Repeat, line for line, the entries printed below.

-- Data listing start --

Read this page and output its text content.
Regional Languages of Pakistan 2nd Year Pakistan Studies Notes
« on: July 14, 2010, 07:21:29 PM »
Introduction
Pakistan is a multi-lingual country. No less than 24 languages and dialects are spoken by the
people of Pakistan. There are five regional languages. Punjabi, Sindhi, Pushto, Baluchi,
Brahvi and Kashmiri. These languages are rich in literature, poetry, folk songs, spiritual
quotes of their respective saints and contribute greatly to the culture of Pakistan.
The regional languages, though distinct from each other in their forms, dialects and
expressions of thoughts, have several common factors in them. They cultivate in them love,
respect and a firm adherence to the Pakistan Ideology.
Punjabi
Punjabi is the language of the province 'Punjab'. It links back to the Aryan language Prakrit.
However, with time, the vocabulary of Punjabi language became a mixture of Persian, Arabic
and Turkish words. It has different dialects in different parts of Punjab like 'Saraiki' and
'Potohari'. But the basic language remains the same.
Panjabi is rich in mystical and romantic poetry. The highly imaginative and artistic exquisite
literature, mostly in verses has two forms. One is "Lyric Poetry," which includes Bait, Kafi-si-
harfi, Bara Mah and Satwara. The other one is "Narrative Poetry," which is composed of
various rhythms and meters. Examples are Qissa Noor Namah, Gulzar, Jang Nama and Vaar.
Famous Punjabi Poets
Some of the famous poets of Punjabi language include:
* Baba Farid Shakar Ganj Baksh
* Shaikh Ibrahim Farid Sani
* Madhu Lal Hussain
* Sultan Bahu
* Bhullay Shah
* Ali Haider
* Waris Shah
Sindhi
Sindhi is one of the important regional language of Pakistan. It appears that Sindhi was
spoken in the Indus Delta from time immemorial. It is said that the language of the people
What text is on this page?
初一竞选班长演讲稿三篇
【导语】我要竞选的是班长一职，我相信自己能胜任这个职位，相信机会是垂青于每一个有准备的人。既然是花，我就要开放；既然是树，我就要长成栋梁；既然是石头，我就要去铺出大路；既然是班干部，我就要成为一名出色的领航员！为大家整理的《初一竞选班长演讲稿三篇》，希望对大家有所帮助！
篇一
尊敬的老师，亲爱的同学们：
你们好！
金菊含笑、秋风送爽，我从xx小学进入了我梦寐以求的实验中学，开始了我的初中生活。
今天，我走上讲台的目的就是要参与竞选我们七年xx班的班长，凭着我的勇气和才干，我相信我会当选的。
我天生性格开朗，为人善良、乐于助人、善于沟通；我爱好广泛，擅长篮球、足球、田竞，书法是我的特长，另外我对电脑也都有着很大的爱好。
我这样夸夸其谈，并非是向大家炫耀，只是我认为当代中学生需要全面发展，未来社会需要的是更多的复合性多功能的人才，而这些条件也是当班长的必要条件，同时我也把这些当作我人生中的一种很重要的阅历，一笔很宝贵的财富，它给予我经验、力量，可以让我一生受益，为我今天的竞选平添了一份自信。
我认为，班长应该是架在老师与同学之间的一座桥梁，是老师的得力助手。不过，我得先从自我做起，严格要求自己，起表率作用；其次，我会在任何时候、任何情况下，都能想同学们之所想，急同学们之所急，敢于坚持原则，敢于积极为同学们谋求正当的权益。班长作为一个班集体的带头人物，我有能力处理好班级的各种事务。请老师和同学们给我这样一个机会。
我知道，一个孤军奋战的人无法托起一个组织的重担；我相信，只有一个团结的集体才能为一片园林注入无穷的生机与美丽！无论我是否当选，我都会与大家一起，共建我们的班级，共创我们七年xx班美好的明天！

-- Data listing end --

# [Answer for this exercise]
Read this page and output its text content.
Regional Languages of Pakistan 2nd Year Pakistan Studies Notes
« on: July 14, 2010, 07:21:29 PM »
Introduction
Pakistan is a multi-lingual country. No less than 24 languages and dialects are spoken by the
people of Pakistan. There are five regional languages. Punjabi, Sindhi, Pushto, Baluchi,
Brahvi and Kashmiri. These languages are rich in literature, poetry, folk songs, spiritual
quotes of their respective saints and contribute greatly to the culture of Pakistan.
The regional languages, though distinct from each other in their forms, dialects and
expressions of thoughts, have several common factors in them. They cultivate in them love,
respect and a firm adherence to the Pakistan Ideology.
Punjabi
Punjabi is the language of the province 'Punjab'. It links back to the Aryan language Prakrit.
However, with time, the vocabulary of Punjabi language became a mixture of Persian, Arabic
and Turkish words. It has different dialects in different parts of Punjab like 'Saraiki' and
'Potohari'. But the basic language remains the same.
Panjabi is rich in mystical and romantic poetry. The highly imaginative and artistic exquisite
literature, mostly in verses has two forms. One is "Lyric Poetry," which includes Bait, Kafi-si-
harfi, Bara Mah and Satwara. The other one is "Narrative Poetry," which is composed of
various rhythms and meters. Examples are Qissa Noor Namah, Gulzar, Jang Nama and Vaar.
Famous Punjabi Poets
Some of the famous poets of Punjabi language include:
* Baba Farid Shakar Ganj Baksh
* Shaikh Ibrahim Farid Sani
* Madhu Lal Hussain
* Sultan Bahu
* Bhullay Shah
* Ali Haider
* Waris Shah
Sindhi
Sindhi is one of the important regional language of Pakistan. It appears that Sindhi was
spoken in the Indus Delta from time immemorial. It is said that the language of the people
What text is on this page?
初一竞选班长演讲稿三篇
【导语】我要竞选的是班长一职，我相信自己能胜任这个职位，相信机会是垂青于每一个有准备的人。既然是花，我就要开放；既然是树，我就要长成栋梁；既然是石头，我就要去铺出大路；既然是班干部，我就要成为一名出色的领航员！为大家整理的《初一竞选班长演讲稿三篇》，希望对大家有所帮助！
篇一
尊敬的老师，亲爱的同学们：
你们好！
金菊含笑、秋风送爽，我从xx小学进入了我梦寐以求的实验中学，开始了我的初中生活。
今天，我走上讲台的目的就是要参与竞选我们七年xx班的班长，凭着我的勇气和才干，我相信我会当选的。
我天生性格开朗，为人善良、乐于助人、善于沟通；我爱好广泛，擅长篮球、足球、田竞，书法是我的特长，另外我对电脑也都有着很大的爱好。
我这样夸夸其谈，并非是向大家炫耀，只是我认为当代中学生需要全面发展，未来社会需要的是更多的复合性多功能的人才，而这些条件也是当班长的必要条件，同时我也把这些当作我人生中的一种很重要的阅历，一笔很宝贵的财富，它给予我经验、力量，可以让我一生受益，为我今天的竞选平添了一份自信。
我认为，班长应该是架在老师与同学之间的一座桥梁，是老师的得力助手。不过，我得先从自我做起，严格要求自己，起表率作用；其次，我会在任何时候、任何情况下，都能想同学们之所想，急同学们之所急，敢于坚持原则，敢于积极为同学们谋求正当的权益。班长作为一个班集体的带头人物，我有能力处理好班级的各种事务。请老师和同学们给我这样一个机会。
我知道，一个孤军奋战的人无法托起一个组织的重担；我相信，只有一个团结的集体才能为一片园林注入无穷的生机与美丽！无论我是否当选，我都会与大家一起，共建我们的班级，共创我们七年xx班美好的明天！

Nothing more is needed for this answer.